TASK GOAL: Tally the lines below that contain the word "apgāde", and give only that number.
# start of TASK INPUT
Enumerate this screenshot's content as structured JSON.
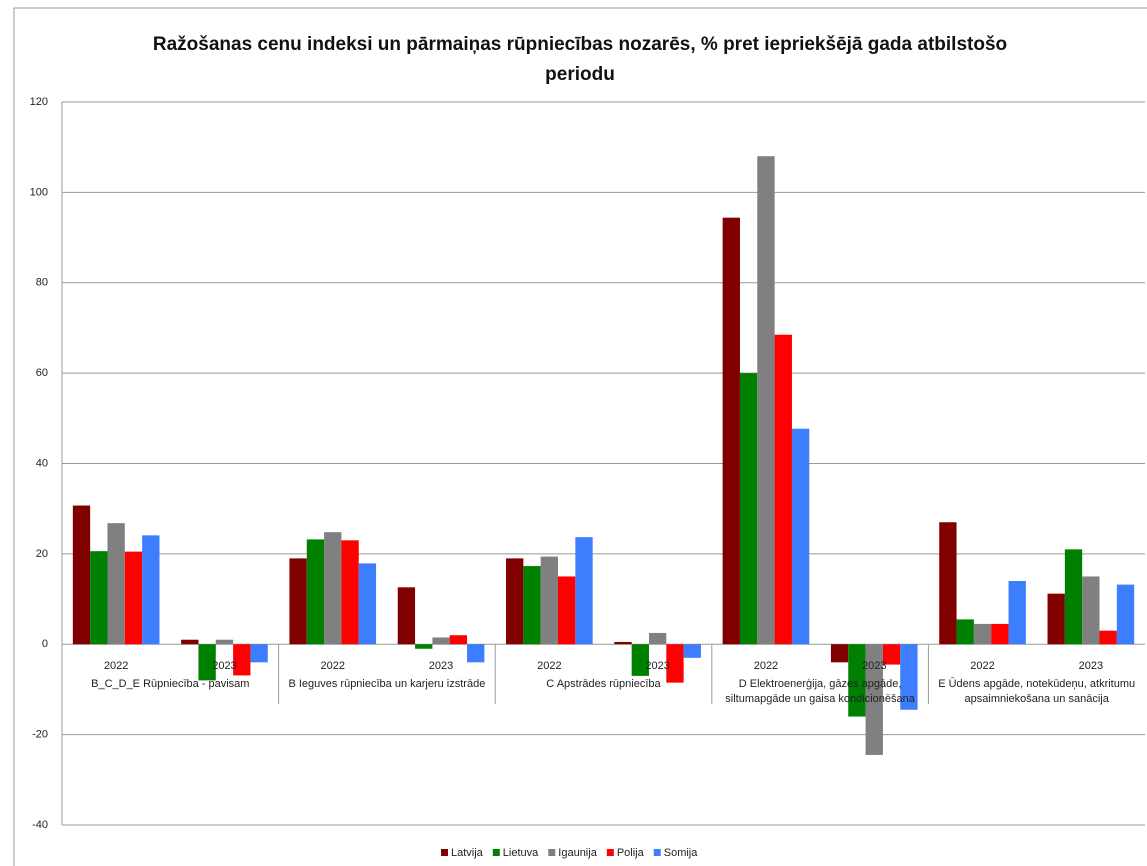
{
  "chart_data": {
    "type": "bar",
    "title": "Ražošanas cenu indeksi un pārmaiņas rūpniecības nozarēs, % pret iepriekšējā gada atbilstošo periodu",
    "groups": [
      {
        "name": "B_C_D_E Rūpniecība - pavisam",
        "categories": [
          "2022",
          "2023"
        ]
      },
      {
        "name": "B Ieguves rūpniecība un karjeru izstrāde",
        "categories": [
          "2022",
          "2023"
        ]
      },
      {
        "name": "C Apstrādes rūpniecība",
        "categories": [
          "2022",
          "2023"
        ]
      },
      {
        "name": "D Elektroenerģija, gāzes apgāde, siltumapgāde un gaisa kondicionēšana",
        "categories": [
          "2022",
          "2023"
        ]
      },
      {
        "name": "E Ūdens apgāde, notekūdeņu, atkritumu apsaimniekošana un sanācija",
        "categories": [
          "2022",
          "2023"
        ]
      }
    ],
    "series": [
      {
        "name": "Latvija",
        "color": "#800000",
        "values": [
          30.7,
          1,
          19,
          12.6,
          19,
          0.5,
          94.4,
          -4,
          27,
          11.2
        ]
      },
      {
        "name": "Lietuva",
        "color": "#008000",
        "values": [
          20.6,
          -8,
          23.2,
          -1,
          17.3,
          -7,
          60,
          -16,
          5.5,
          21
        ]
      },
      {
        "name": "Igaunija",
        "color": "#808080",
        "values": [
          26.8,
          1,
          24.8,
          1.5,
          19.4,
          2.5,
          108,
          -24.5,
          4.5,
          15
        ]
      },
      {
        "name": "Polija",
        "color": "#ff0000",
        "values": [
          20.5,
          -6.9,
          23,
          2,
          15,
          -8.5,
          68.5,
          -4.5,
          4.5,
          3
        ]
      },
      {
        "name": "Somija",
        "color": "#3d7eff",
        "values": [
          24.1,
          -4,
          17.9,
          -4,
          23.7,
          -3,
          47.7,
          -14.5,
          14,
          13.2
        ]
      }
    ],
    "ylim": [
      -40,
      120
    ],
    "yticks": [
      -40,
      -20,
      0,
      20,
      40,
      60,
      80,
      100,
      120
    ],
    "grid": true,
    "legend": "bottom"
  }
}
# end of TASK INPUT
ANSWER: 2